### Records shown ###

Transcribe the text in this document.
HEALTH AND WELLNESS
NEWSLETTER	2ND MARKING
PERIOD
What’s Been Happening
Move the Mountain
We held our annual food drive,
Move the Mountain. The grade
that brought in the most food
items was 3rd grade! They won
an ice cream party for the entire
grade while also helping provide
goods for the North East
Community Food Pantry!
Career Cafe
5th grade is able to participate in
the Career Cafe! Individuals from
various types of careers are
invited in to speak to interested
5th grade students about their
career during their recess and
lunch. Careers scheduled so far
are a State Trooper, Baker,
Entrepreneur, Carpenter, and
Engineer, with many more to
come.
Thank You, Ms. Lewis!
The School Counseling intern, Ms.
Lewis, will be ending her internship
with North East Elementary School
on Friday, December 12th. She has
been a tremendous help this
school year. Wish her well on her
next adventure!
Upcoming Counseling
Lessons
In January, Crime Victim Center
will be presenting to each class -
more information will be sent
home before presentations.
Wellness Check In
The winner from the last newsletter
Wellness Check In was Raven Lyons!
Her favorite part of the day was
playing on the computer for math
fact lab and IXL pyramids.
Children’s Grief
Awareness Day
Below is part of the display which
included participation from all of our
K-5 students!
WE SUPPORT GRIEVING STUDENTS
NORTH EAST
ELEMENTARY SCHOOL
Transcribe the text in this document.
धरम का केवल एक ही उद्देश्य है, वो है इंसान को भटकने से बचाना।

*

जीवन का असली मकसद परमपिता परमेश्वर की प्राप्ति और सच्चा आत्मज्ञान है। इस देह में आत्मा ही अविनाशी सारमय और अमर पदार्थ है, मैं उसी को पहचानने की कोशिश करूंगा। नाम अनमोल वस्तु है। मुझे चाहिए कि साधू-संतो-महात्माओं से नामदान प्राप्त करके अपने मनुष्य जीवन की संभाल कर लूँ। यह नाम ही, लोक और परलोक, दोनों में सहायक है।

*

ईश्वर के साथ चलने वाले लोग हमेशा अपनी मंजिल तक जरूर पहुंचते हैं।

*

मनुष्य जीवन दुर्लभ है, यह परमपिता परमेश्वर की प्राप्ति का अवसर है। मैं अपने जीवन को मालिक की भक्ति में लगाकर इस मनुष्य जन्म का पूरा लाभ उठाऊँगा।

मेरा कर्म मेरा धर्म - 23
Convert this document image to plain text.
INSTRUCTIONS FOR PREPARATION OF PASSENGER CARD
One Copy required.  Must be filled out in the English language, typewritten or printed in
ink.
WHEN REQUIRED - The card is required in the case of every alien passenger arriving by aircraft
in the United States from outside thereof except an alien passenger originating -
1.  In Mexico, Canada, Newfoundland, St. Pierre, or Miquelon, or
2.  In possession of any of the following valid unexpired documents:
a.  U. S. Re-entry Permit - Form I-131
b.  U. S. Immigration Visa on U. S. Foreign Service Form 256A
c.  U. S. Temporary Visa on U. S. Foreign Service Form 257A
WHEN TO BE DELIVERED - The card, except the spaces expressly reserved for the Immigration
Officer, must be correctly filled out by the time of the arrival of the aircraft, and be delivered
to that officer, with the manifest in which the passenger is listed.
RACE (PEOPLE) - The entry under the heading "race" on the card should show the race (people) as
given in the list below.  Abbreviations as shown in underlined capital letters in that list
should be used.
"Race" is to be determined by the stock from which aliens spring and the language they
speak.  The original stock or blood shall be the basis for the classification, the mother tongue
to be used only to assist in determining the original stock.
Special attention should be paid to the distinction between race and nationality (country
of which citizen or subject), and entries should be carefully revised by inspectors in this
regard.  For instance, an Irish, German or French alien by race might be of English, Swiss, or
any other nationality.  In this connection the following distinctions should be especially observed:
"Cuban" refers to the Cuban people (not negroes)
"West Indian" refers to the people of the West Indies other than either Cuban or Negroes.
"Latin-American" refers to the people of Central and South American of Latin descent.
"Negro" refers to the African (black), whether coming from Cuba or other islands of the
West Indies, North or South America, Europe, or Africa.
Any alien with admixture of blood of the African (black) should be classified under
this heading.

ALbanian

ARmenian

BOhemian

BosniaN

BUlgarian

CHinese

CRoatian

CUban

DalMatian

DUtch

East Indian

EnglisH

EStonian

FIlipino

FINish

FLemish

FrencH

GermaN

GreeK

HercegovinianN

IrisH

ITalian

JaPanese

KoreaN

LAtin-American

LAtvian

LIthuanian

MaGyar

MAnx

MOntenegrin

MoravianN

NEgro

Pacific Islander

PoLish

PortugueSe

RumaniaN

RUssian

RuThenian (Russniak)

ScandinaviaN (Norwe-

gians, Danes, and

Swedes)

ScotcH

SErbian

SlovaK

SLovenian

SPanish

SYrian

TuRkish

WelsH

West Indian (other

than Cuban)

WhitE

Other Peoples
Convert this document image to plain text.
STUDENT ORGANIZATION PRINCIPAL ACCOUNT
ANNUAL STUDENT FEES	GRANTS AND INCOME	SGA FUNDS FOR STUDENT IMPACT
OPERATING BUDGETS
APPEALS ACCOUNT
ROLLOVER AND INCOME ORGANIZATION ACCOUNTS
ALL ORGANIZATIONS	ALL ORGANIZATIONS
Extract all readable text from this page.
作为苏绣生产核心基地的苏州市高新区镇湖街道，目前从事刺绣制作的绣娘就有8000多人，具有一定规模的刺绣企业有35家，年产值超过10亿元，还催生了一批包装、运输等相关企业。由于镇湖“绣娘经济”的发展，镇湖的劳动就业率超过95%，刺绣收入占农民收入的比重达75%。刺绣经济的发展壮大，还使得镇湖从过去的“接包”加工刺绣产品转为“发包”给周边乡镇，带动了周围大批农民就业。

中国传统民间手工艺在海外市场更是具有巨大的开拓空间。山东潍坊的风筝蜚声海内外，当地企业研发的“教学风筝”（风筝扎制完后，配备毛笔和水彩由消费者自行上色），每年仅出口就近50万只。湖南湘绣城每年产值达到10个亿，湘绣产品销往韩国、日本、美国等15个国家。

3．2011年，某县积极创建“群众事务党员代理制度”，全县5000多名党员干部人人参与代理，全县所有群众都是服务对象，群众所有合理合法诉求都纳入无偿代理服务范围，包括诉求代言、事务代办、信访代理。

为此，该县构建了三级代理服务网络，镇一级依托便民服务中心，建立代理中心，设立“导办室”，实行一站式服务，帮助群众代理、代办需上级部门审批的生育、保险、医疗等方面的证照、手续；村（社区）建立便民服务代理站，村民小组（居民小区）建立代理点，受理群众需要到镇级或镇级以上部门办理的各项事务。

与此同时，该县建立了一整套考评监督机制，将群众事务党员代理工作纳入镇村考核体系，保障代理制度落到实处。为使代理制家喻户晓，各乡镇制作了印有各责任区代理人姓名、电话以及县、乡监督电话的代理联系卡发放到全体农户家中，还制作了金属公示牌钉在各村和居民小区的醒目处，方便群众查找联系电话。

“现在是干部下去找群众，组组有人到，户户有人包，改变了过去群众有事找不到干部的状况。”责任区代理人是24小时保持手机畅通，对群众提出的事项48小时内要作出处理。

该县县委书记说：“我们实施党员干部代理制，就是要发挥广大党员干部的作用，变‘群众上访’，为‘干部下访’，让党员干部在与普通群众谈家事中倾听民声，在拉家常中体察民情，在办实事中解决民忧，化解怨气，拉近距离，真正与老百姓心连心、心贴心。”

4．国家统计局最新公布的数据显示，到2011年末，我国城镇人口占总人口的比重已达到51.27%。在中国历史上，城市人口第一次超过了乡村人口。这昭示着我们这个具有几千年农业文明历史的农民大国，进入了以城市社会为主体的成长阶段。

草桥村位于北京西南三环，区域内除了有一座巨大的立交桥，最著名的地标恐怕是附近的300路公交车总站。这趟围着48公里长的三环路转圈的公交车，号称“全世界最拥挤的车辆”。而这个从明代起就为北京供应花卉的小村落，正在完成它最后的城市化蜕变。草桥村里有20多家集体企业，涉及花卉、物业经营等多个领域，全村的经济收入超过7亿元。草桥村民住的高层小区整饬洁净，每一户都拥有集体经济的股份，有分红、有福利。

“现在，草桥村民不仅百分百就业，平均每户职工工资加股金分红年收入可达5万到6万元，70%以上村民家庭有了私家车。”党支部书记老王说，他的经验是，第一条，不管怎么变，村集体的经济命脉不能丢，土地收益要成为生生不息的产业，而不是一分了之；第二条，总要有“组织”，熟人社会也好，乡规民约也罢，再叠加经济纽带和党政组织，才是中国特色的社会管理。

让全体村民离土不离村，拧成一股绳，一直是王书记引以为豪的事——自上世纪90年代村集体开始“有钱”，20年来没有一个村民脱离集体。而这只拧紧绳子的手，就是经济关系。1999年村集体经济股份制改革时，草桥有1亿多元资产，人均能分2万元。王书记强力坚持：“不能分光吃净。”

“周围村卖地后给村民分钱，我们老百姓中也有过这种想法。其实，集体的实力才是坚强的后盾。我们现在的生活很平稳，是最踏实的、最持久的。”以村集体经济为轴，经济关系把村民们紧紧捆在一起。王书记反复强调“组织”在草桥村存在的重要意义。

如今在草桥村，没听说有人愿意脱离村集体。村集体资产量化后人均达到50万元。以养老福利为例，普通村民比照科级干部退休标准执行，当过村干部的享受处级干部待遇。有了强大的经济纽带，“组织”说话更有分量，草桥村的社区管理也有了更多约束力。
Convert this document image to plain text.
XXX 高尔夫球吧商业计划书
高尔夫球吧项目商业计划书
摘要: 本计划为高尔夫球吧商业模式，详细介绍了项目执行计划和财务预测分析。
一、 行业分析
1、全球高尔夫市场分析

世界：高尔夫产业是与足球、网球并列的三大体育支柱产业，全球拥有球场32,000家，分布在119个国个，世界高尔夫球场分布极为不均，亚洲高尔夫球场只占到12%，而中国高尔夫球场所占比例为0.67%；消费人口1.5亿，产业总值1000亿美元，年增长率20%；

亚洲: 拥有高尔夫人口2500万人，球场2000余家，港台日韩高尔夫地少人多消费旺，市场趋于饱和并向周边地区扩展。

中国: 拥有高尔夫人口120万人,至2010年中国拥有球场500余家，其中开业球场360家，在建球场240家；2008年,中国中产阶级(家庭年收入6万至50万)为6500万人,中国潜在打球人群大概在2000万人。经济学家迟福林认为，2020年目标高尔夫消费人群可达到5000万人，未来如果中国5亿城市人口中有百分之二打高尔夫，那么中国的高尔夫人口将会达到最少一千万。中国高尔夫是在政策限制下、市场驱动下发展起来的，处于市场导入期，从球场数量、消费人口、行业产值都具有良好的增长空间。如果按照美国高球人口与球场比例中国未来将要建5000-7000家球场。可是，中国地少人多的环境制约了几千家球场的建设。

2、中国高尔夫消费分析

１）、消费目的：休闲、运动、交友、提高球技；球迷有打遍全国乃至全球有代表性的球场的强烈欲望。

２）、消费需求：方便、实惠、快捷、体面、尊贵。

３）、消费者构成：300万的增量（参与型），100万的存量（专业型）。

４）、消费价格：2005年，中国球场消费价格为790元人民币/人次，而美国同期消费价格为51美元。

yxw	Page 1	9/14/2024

###

| The exercise |
Show all lines from the data above in which the word "Visa" appears.

| Answer to the exercise |
b.  U. S. Immigration Visa on U. S. Foreign Service Form 256A
c.  U. S. Temporary Visa on U. S. Foreign Service Form 257A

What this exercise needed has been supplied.